Stored dataset items:

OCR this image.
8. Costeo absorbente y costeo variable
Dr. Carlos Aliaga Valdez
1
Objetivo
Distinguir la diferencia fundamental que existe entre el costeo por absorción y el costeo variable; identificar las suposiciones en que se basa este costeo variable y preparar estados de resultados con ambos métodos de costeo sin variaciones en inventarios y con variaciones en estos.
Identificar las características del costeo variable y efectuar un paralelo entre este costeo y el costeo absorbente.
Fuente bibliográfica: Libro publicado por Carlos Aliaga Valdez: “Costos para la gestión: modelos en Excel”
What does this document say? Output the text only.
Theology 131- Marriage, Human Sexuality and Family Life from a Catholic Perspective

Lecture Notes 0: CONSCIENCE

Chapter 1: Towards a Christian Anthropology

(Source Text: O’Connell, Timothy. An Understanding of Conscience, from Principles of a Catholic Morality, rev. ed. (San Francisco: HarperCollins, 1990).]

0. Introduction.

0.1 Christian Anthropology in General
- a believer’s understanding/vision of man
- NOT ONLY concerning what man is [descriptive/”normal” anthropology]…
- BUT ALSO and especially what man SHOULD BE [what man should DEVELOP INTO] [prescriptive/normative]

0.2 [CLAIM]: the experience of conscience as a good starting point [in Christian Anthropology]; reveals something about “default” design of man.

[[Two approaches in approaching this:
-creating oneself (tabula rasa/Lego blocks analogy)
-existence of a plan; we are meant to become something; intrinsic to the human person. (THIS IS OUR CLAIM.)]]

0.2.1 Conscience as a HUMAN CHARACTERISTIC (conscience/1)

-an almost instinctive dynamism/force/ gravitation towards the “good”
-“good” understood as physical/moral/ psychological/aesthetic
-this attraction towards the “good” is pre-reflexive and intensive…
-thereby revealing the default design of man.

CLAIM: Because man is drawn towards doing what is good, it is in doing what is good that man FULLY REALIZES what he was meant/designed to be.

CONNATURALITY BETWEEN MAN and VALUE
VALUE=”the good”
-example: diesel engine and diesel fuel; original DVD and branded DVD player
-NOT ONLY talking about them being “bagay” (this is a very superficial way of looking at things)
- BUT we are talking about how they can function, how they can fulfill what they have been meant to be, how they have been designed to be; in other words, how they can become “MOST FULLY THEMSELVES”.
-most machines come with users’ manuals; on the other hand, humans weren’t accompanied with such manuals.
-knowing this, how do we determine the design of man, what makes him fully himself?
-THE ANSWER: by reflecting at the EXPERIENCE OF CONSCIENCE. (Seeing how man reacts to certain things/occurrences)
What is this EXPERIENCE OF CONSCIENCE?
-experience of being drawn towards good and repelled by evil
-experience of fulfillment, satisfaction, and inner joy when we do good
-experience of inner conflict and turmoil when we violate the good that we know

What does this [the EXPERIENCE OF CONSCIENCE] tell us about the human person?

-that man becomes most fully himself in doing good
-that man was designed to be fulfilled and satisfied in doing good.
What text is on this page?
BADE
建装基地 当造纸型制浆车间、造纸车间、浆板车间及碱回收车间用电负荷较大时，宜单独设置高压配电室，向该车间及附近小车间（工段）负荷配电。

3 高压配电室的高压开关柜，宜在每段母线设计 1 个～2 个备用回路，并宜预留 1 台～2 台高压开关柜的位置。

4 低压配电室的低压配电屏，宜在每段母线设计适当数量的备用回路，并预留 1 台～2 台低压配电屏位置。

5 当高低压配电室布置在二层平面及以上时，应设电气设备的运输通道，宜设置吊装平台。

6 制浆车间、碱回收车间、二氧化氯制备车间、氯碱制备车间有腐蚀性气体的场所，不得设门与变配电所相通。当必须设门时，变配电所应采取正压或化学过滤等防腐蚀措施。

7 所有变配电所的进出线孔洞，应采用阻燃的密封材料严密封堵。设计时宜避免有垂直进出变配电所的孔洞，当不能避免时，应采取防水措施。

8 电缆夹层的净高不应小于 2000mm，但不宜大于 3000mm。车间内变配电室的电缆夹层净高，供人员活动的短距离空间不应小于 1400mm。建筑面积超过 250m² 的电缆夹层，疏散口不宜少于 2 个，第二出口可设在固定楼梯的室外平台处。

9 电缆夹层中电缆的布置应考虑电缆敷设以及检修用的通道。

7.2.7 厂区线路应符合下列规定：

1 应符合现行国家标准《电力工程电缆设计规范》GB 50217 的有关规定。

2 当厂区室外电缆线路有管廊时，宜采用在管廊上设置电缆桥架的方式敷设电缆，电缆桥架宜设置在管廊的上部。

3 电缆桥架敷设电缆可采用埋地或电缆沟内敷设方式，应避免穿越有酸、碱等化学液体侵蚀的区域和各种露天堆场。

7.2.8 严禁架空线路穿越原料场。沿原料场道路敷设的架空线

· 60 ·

Directions for this task:
Retype only the lines running from the line with "What text is on this page?" to the end of the listing, including both of those lines.

Exercise answer:
What text is on this page?
BADE
建装基地 当造纸型制浆车间、造纸车间、浆板车间及碱回收车间用电负荷较大时，宜单独设置高压配电室，向该车间及附近小车间（工段）负荷配电。

3 高压配电室的高压开关柜，宜在每段母线设计 1 个～2 个备用回路，并宜预留 1 台～2 台高压开关柜的位置。

4 低压配电室的低压配电屏，宜在每段母线设计适当数量的备用回路，并预留 1 台～2 台低压配电屏位置。

5 当高低压配电室布置在二层平面及以上时，应设电气设备的运输通道，宜设置吊装平台。

6 制浆车间、碱回收车间、二氧化氯制备车间、氯碱制备车间有腐蚀性气体的场所，不得设门与变配电所相通。当必须设门时，变配电所应采取正压或化学过滤等防腐蚀措施。

7 所有变配电所的进出线孔洞，应采用阻燃的密封材料严密封堵。设计时宜避免有垂直进出变配电所的孔洞，当不能避免时，应采取防水措施。

8 电缆夹层的净高不应小于 2000mm，但不宜大于 3000mm。车间内变配电室的电缆夹层净高，供人员活动的短距离空间不应小于 1400mm。建筑面积超过 250m² 的电缆夹层，疏散口不宜少于 2 个，第二出口可设在固定楼梯的室外平台处。

9 电缆夹层中电缆的布置应考虑电缆敷设以及检修用的通道。

7.2.7 厂区线路应符合下列规定：

1 应符合现行国家标准《电力工程电缆设计规范》GB 50217 的有关规定。

2 当厂区室外电缆线路有管廊时，宜采用在管廊上设置电缆桥架的方式敷设电缆，电缆桥架宜设置在管廊的上部。

3 电缆桥架敷设电缆可采用埋地或电缆沟内敷设方式，应避免穿越有酸、碱等化学液体侵蚀的区域和各种露天堆场。

7.2.8 严禁架空线路穿越原料场。沿原料场道路敷设的架空线

· 60 ·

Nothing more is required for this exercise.